begin Entries

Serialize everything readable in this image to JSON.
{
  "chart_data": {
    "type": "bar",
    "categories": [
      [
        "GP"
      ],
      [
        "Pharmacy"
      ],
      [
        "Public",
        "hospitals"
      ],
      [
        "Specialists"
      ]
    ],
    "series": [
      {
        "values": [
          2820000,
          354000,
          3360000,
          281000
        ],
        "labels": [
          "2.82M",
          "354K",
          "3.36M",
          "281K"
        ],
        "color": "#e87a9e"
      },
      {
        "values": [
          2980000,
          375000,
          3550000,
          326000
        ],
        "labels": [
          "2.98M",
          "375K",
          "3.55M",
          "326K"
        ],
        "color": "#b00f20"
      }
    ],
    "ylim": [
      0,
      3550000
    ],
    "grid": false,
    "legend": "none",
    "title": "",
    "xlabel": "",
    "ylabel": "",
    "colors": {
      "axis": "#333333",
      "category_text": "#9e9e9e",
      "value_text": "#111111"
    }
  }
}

end Entries
begin Entries

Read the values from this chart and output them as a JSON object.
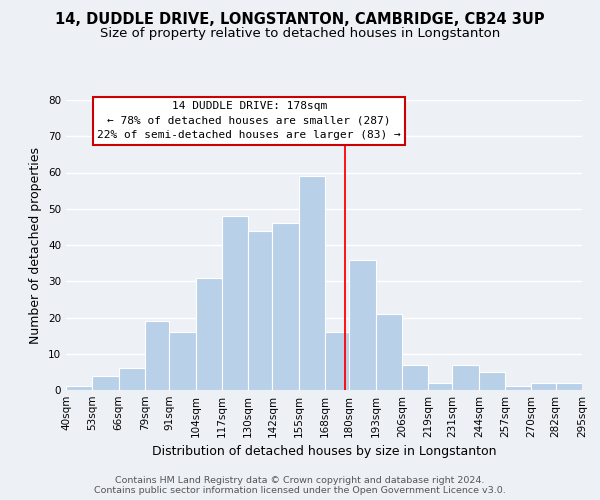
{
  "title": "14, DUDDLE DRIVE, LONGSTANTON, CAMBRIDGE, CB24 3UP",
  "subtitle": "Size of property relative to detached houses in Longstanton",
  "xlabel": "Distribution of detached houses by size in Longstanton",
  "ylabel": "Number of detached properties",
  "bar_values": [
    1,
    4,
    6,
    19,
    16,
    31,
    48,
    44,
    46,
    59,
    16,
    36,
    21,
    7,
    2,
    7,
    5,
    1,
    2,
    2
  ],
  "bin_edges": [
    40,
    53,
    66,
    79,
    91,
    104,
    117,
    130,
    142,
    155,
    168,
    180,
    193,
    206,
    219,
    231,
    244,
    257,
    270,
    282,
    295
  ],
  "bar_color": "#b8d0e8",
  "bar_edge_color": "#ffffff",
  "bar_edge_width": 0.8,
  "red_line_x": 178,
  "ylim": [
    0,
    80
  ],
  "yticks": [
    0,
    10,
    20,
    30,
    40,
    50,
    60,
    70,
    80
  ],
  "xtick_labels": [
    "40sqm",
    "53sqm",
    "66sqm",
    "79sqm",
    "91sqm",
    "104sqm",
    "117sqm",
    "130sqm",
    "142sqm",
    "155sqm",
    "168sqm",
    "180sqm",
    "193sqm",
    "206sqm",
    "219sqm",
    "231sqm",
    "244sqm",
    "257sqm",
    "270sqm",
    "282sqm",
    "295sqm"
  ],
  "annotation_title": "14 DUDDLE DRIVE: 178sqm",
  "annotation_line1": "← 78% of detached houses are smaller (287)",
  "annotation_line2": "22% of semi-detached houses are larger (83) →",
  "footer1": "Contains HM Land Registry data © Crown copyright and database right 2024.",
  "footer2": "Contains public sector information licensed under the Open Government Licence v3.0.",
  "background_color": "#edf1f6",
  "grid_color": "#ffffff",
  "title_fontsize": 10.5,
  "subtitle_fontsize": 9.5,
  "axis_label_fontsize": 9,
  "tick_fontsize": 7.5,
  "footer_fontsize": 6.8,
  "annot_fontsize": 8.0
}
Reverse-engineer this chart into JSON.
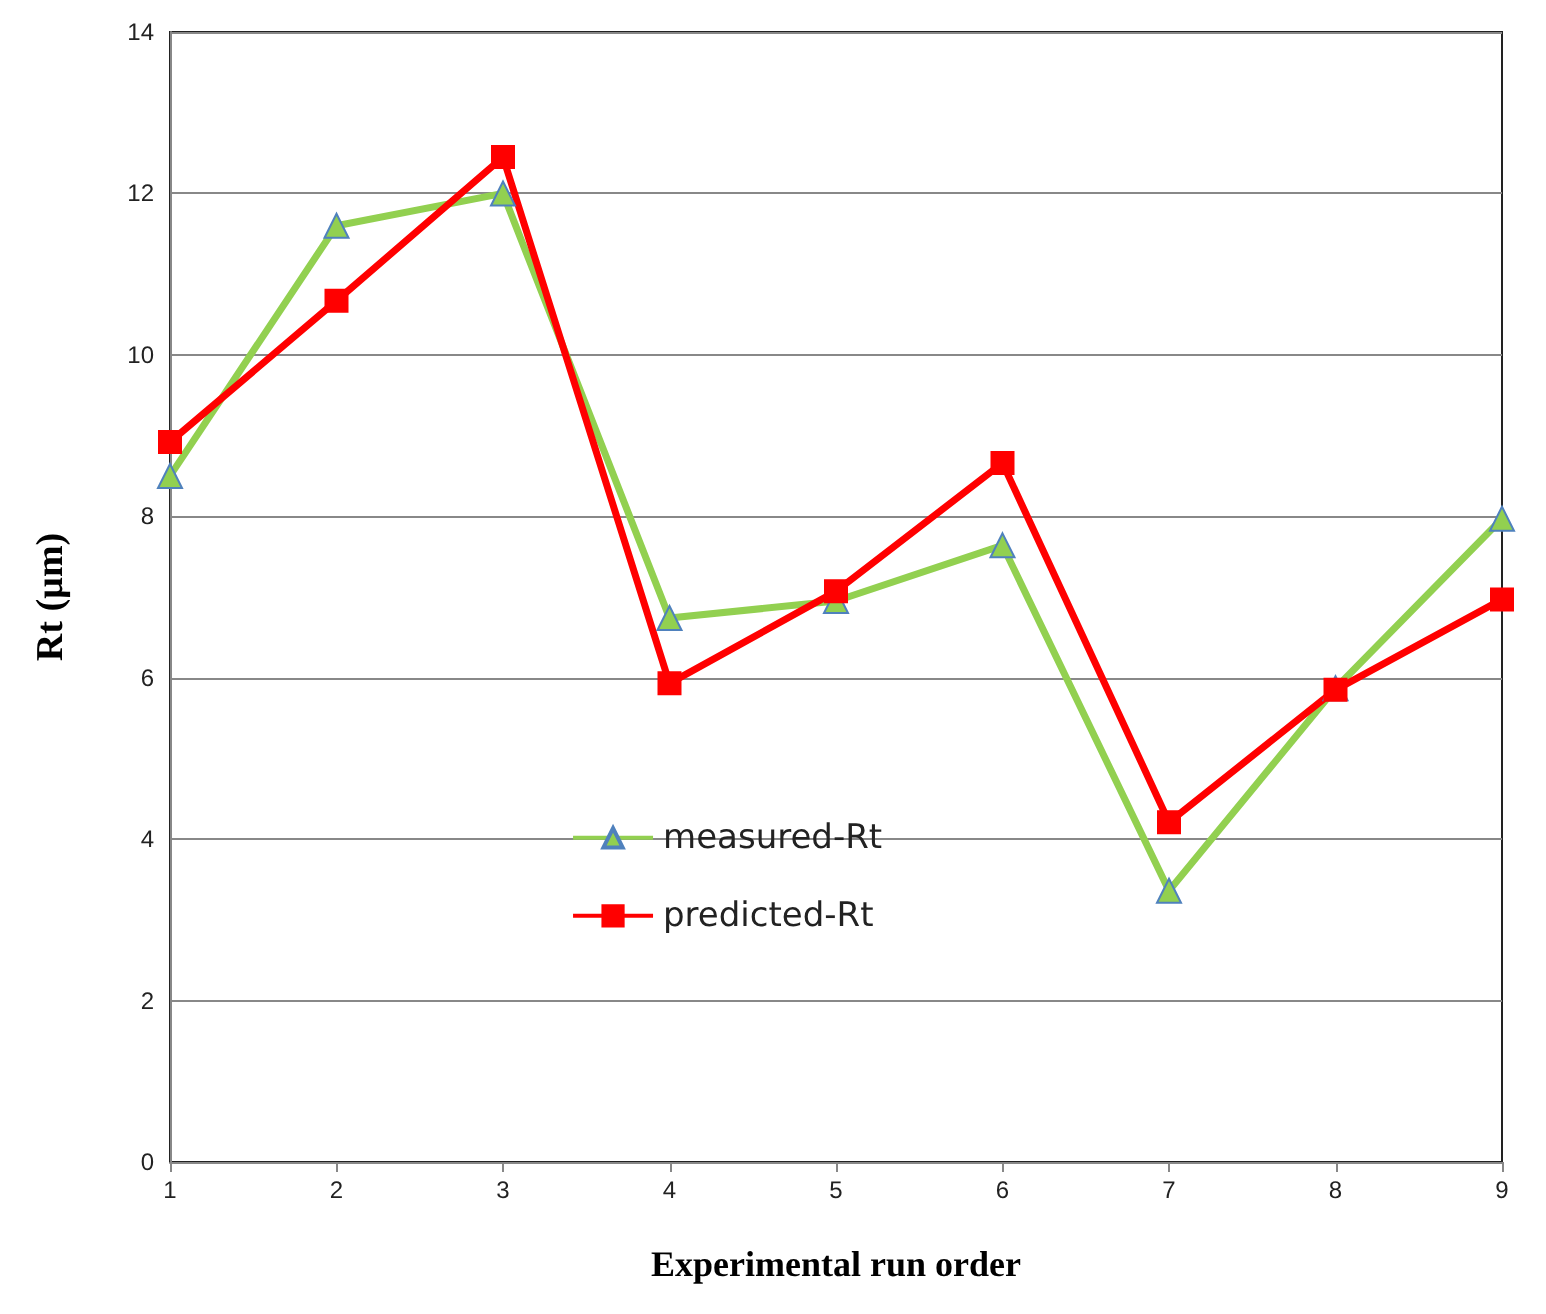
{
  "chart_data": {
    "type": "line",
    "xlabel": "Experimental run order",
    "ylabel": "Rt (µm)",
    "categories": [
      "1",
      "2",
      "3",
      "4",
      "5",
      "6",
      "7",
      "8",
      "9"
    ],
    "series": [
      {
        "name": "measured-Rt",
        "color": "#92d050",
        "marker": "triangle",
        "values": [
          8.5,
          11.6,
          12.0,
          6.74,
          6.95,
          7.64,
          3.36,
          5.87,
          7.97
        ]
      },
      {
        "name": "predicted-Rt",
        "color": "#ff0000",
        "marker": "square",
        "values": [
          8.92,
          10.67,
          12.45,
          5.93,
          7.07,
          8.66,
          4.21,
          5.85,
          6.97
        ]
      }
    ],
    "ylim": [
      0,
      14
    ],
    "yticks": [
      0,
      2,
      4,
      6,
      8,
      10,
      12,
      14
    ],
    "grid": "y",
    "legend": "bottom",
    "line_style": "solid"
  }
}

end Entries

Written exercise:
Reply with the number of lines in the material above that contain "JSON", and nothing more.

Solution for this exercise:
3